>> BEGIN TASK DATA

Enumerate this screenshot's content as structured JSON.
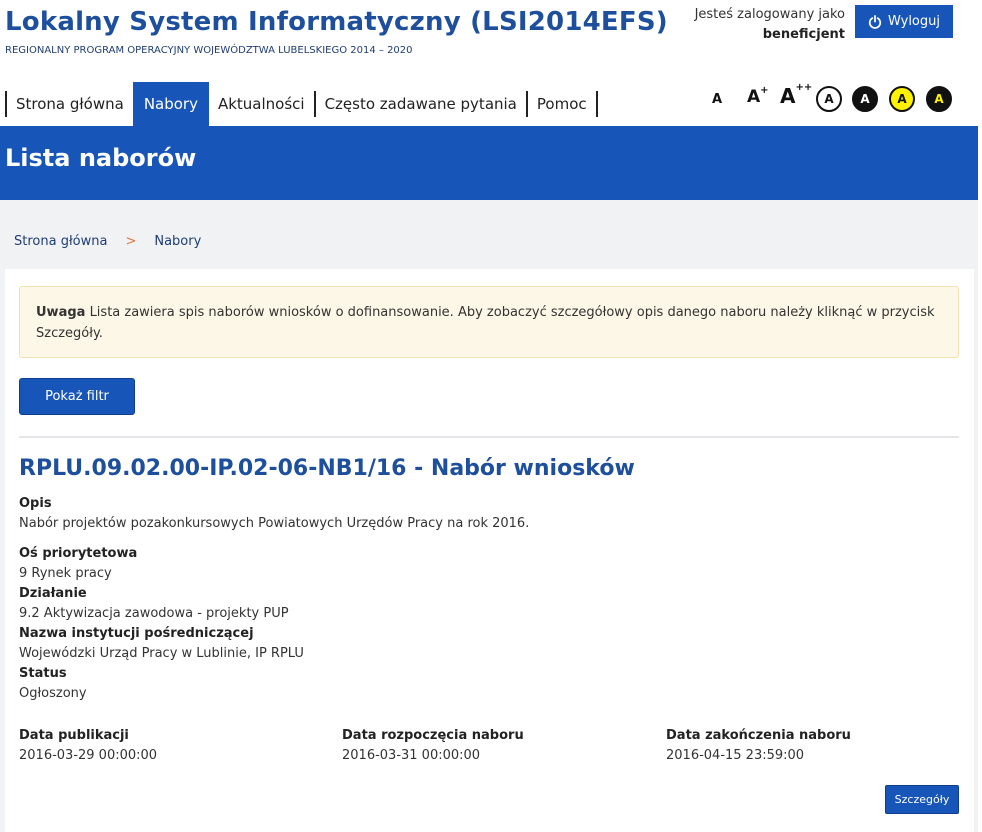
{
  "header": {
    "title": "Lokalny System Informatyczny (LSI2014EFS)",
    "subtitle": "REGIONALNY PROGRAM OPERACYJNY WOJEWÓDZTWA LUBELSKIEGO 2014 – 2020",
    "user_line1": "Jesteś zalogowany jako",
    "user_role": "beneficjent",
    "logout_label": "Wyloguj",
    "logout_icon": "power-icon"
  },
  "nav": {
    "items": [
      {
        "label": "Strona główna",
        "active": false
      },
      {
        "label": "Nabory",
        "active": true
      },
      {
        "label": "Aktualności",
        "active": false
      },
      {
        "label": "Często zadawane pytania",
        "active": false
      },
      {
        "label": "Pomoc",
        "active": false
      }
    ]
  },
  "accessibility": {
    "font_small": "A",
    "font_medium": "A",
    "font_medium_sup": "+",
    "font_large": "A",
    "font_large_sup": "++",
    "contrast_default": "A",
    "contrast_black": "A",
    "contrast_yellow": "A",
    "contrast_black_yellow": "A"
  },
  "page": {
    "title": "Lista naborów"
  },
  "breadcrumb": {
    "home": "Strona główna",
    "separator": ">",
    "current": "Nabory"
  },
  "alert": {
    "label": "Uwaga",
    "text": "Lista zawiera spis naborów wniosków o dofinansowanie. Aby zobaczyć szczegółowy opis danego naboru należy kliknąć w przycisk Szczegóły."
  },
  "filter_button_label": "Pokaż filtr",
  "record": {
    "title": "RPLU.09.02.00-IP.02-06-NB1/16 - Nabór wniosków",
    "description_label": "Opis",
    "description": "Nabór projektów pozakonkursowych Powiatowych Urzędów Pracy na rok 2016.",
    "axis_label": "Oś priorytetowa",
    "axis": "9 Rynek pracy",
    "action_label": "Działanie",
    "action": "9.2 Aktywizacja zawodowa - projekty PUP",
    "institution_label": "Nazwa instytucji pośredniczącej",
    "institution": "Wojewódzki Urząd Pracy w Lublinie, IP RPLU",
    "status_label": "Status",
    "status": "Ogłoszony",
    "published_label": "Data publikacji",
    "published": "2016-03-29 00:00:00",
    "start_label": "Data rozpoczęcia naboru",
    "start": "2016-03-31 00:00:00",
    "end_label": "Data zakończenia naboru",
    "end": "2016-04-15 23:59:00",
    "details_label": "Szczegóły"
  },
  "colors": {
    "primary": "#1756b8",
    "title_blue": "#1d4f9c",
    "alert_bg": "#fcf7e6",
    "breadcrumb_separator": "#e0733a",
    "page_bg": "#f1f2f4"
  }
}
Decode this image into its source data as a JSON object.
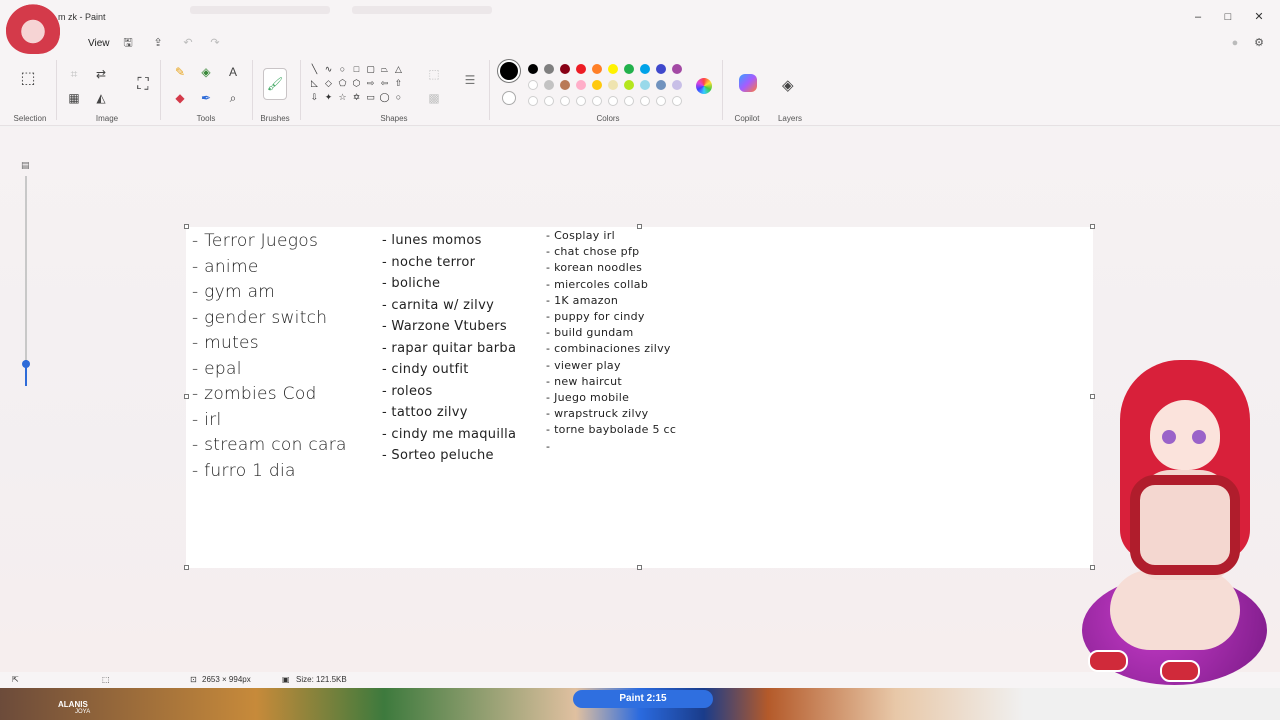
{
  "window": {
    "title": "m zk - Paint",
    "minimize_glyph": "–",
    "maximize_glyph": "□",
    "close_glyph": "✕"
  },
  "menu": {
    "view_label": "View"
  },
  "ribbon": {
    "groups": {
      "selection": "Selection",
      "image": "Image",
      "tools": "Tools",
      "brushes": "Brushes",
      "shapes": "Shapes",
      "colors": "Colors",
      "copilot": "Copilot",
      "layers": "Layers"
    },
    "palette_row1": [
      "#000000",
      "#7f7f7f",
      "#880015",
      "#ed1c24",
      "#ff7f27",
      "#fff200",
      "#22b14c",
      "#00a2e8",
      "#3f48cc",
      "#a349a4"
    ],
    "palette_row2": [
      "#ffffff",
      "#c3c3c3",
      "#b97a57",
      "#ffaec9",
      "#ffc90e",
      "#efe4b0",
      "#b5e61d",
      "#99d9ea",
      "#7092be",
      "#c8bfe7"
    ],
    "palette_row3_empty": 10
  },
  "notes": {
    "col1": [
      "- Terror Juegos",
      "- anime",
      "- gym am",
      "- gender switch",
      "- mutes",
      "- epal",
      "- zombies Cod",
      "- irl",
      "- stream con cara",
      "- furro 1 dia"
    ],
    "col2": [
      "- lunes momos",
      "- noche terror",
      "- boliche",
      "- carnita w/ zilvy",
      "- Warzone Vtubers",
      "- rapar quitar barba",
      "- cindy outfit",
      "- roleos",
      "- tattoo zilvy",
      "- cindy me maquilla",
      "- Sorteo peluche"
    ],
    "col3": [
      "- Cosplay irl",
      "- chat chose pfp",
      "- korean noodles",
      "- miercoles collab",
      "- 1K amazon",
      "- puppy for cindy",
      "- build gundam",
      "- combinaciones zilvy",
      "- viewer play",
      "- new haircut",
      "- Juego mobile",
      "- wrapstruck zilvy",
      "- torne baybolade 5 cc",
      "-"
    ]
  },
  "status": {
    "dimensions": "2653 × 994px",
    "size": "Size: 121.5KB"
  },
  "overlay": {
    "label": "ALANIS",
    "sub": "JOYA",
    "paint_pill": "Paint 2:15"
  }
}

>> END TASK DATA

■ **TASK TO COMPLETE**:
Collect each line above holding the string "Paint".

■ **RESPONSE**:
    "title": "m zk - Paint",
    "paint_pill": "Paint 2:15"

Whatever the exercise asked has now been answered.